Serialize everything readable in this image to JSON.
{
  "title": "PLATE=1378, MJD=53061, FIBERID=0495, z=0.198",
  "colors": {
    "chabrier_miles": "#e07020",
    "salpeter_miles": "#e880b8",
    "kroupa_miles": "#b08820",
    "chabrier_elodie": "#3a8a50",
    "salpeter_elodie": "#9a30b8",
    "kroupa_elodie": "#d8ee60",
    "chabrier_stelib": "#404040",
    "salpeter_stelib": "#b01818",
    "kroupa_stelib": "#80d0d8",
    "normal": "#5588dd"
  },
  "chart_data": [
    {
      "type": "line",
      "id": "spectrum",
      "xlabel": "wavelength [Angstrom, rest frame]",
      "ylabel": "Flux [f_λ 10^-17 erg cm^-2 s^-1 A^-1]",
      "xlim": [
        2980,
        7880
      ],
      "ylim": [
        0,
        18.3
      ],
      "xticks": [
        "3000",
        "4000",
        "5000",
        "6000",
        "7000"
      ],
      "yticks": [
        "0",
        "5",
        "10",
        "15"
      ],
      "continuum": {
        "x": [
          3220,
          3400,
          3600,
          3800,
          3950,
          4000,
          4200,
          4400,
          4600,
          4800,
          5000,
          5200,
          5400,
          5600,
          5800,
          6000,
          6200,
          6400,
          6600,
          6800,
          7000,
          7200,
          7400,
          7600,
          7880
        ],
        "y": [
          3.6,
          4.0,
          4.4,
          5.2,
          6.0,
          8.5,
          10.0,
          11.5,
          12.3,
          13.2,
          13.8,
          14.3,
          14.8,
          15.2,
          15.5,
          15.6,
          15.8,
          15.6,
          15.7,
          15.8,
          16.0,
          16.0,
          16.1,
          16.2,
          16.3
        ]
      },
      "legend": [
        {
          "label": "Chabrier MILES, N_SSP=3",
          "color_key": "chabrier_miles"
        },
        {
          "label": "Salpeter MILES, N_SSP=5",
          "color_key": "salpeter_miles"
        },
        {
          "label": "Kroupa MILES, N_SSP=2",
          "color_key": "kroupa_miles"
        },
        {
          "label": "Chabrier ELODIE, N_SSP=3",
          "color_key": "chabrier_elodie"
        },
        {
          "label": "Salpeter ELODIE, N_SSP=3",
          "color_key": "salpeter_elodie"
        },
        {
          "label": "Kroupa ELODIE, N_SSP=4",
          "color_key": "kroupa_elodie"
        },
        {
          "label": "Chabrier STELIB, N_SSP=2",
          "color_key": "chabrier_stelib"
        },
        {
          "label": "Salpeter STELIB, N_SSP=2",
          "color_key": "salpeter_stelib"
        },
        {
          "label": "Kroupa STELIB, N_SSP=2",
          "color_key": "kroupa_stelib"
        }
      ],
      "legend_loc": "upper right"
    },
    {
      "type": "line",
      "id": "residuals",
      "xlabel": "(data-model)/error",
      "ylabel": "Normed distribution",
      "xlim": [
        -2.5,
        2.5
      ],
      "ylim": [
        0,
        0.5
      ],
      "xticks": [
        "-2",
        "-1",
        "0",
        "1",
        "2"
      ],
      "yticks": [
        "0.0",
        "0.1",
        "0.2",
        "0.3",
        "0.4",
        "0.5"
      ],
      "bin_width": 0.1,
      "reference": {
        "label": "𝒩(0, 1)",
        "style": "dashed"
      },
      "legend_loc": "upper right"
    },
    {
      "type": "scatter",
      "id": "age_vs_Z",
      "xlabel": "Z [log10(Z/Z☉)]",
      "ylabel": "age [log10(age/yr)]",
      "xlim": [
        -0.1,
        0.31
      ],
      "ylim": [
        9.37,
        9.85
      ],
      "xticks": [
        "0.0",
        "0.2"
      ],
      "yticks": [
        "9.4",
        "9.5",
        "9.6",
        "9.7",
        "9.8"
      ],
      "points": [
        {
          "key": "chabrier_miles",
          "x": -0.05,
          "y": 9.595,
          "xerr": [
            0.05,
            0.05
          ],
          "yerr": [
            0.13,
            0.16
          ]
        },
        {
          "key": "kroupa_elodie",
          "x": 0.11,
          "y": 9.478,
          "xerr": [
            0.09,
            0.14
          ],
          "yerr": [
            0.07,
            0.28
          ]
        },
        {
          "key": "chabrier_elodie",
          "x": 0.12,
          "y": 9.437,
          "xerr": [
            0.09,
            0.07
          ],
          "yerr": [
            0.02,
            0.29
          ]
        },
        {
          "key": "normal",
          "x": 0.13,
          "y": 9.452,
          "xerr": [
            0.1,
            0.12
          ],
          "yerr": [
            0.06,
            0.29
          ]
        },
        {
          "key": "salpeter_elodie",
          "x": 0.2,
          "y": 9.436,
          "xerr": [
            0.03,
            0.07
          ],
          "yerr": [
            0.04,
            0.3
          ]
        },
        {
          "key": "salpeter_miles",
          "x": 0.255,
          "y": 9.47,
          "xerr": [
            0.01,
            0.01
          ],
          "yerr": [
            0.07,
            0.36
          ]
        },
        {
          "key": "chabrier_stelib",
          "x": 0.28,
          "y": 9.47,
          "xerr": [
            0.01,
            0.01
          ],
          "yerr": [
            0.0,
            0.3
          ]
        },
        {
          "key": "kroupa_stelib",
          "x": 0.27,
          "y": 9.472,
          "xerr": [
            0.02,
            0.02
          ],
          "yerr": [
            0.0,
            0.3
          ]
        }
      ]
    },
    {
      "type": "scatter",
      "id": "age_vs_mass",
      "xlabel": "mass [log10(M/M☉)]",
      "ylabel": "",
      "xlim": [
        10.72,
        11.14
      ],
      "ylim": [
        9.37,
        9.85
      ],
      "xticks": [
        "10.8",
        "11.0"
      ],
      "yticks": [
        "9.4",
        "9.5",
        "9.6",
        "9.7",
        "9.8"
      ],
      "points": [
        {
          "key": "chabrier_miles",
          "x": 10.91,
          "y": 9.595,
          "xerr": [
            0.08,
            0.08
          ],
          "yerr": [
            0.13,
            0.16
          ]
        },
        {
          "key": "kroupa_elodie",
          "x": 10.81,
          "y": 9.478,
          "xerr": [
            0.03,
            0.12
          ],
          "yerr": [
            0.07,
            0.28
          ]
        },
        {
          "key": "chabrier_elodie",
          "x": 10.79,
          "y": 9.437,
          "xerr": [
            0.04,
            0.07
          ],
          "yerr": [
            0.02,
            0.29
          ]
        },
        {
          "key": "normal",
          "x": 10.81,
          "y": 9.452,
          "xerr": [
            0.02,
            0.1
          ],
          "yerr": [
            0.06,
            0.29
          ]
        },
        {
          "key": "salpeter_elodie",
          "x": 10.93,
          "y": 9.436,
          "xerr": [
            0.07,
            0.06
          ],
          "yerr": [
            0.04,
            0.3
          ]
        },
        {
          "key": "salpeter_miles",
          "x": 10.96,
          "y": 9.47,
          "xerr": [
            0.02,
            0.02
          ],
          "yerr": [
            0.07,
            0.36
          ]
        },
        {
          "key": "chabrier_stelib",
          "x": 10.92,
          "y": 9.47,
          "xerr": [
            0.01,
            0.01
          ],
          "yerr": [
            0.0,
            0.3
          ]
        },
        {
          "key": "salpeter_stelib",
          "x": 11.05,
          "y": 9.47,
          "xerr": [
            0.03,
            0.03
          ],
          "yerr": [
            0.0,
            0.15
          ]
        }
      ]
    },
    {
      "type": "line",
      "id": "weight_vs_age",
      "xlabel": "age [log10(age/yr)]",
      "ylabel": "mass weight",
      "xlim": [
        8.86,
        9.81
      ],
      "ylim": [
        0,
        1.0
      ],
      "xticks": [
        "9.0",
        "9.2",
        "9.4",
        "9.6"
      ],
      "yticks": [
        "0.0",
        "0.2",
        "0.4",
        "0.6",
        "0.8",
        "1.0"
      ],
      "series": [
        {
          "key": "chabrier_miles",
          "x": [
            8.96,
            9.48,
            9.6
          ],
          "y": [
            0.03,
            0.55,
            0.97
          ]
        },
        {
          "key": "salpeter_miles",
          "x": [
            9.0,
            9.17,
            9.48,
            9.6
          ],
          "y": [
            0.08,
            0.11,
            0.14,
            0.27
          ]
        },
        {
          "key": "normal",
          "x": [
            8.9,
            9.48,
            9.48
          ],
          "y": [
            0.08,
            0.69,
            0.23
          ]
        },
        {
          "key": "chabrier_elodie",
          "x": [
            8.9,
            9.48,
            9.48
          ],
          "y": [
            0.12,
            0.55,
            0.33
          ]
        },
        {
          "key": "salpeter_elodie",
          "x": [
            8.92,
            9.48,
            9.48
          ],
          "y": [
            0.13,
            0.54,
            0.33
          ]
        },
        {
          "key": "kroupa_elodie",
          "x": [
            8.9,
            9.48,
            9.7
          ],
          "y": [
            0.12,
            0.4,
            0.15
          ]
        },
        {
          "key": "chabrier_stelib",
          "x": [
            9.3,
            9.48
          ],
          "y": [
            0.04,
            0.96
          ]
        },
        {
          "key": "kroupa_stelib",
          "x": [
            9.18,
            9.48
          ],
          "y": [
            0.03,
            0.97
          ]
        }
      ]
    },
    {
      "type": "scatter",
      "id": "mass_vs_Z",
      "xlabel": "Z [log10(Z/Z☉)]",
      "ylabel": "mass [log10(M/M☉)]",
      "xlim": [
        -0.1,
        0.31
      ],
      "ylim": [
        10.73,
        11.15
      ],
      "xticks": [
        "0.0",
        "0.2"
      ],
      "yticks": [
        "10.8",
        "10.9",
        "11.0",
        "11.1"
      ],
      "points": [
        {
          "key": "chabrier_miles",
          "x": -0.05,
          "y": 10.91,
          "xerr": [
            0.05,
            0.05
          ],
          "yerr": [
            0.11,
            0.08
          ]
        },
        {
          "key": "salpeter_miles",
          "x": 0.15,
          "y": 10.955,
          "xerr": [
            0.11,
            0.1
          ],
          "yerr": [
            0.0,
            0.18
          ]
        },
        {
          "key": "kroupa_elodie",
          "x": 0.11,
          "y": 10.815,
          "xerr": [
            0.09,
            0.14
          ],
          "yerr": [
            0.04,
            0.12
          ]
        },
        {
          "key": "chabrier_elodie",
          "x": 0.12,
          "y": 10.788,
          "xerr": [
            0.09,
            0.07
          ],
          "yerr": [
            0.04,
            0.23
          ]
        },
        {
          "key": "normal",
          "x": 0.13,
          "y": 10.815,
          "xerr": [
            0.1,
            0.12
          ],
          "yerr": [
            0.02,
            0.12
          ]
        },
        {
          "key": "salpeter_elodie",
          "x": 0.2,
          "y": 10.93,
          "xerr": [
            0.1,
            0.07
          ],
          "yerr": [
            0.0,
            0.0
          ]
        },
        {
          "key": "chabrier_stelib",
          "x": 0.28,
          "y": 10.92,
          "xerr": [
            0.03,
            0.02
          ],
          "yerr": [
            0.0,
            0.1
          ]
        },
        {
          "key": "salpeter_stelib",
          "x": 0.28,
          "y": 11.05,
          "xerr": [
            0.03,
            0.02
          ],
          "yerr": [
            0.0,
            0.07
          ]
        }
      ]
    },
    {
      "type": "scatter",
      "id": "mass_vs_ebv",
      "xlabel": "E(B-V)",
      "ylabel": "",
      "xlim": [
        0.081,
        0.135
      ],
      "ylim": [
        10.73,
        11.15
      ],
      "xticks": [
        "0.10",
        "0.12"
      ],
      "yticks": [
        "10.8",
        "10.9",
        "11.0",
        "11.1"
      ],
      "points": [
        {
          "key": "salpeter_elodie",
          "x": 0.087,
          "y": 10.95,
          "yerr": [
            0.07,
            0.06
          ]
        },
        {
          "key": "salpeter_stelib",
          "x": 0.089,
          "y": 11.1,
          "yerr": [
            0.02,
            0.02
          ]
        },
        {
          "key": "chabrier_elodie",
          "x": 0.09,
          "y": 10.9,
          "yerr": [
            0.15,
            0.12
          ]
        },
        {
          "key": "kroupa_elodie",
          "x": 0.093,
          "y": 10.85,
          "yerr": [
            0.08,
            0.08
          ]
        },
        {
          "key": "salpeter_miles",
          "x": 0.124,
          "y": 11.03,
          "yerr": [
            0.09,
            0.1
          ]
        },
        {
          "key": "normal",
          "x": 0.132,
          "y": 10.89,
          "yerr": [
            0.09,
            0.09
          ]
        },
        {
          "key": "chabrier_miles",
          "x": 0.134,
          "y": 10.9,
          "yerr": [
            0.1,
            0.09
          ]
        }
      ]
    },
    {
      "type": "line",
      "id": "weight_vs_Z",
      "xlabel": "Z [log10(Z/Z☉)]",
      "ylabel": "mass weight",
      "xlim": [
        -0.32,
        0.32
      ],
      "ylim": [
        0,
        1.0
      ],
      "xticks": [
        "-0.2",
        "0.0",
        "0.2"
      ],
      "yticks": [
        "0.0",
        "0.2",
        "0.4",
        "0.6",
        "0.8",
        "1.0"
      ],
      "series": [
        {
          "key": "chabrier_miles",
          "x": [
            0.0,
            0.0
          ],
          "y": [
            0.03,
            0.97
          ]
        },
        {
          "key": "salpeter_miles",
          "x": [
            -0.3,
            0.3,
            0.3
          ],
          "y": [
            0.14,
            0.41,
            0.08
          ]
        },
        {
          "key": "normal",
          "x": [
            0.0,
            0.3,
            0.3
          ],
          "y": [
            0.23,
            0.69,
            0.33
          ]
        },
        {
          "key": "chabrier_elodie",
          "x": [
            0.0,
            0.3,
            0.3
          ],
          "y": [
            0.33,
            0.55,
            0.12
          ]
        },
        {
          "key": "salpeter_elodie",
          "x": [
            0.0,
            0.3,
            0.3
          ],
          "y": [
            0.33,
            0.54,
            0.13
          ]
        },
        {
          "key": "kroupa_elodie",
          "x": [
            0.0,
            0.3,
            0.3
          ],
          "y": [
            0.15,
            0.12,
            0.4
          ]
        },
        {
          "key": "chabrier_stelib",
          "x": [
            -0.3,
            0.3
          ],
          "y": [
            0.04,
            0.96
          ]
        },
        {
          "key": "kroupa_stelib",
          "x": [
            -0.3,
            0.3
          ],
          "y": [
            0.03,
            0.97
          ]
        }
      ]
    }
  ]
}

+++

TASK DESCRIPTION: Out of the material above, select every line that holds the string "xlabel".

TASK RESULT:
      "xlabel": "wavelength [Angstrom, rest frame]",
      "xlabel": "(data-model)/error",
      "xlabel": "Z [log10(Z/Z☉)]",
      "xlabel": "mass [log10(M/M☉)]",
      "xlabel": "age [log10(age/yr)]",
      "xlabel": "Z [log10(Z/Z☉)]",
      "xlabel": "E(B-V)",
      "xlabel": "Z [log10(Z/Z☉)]",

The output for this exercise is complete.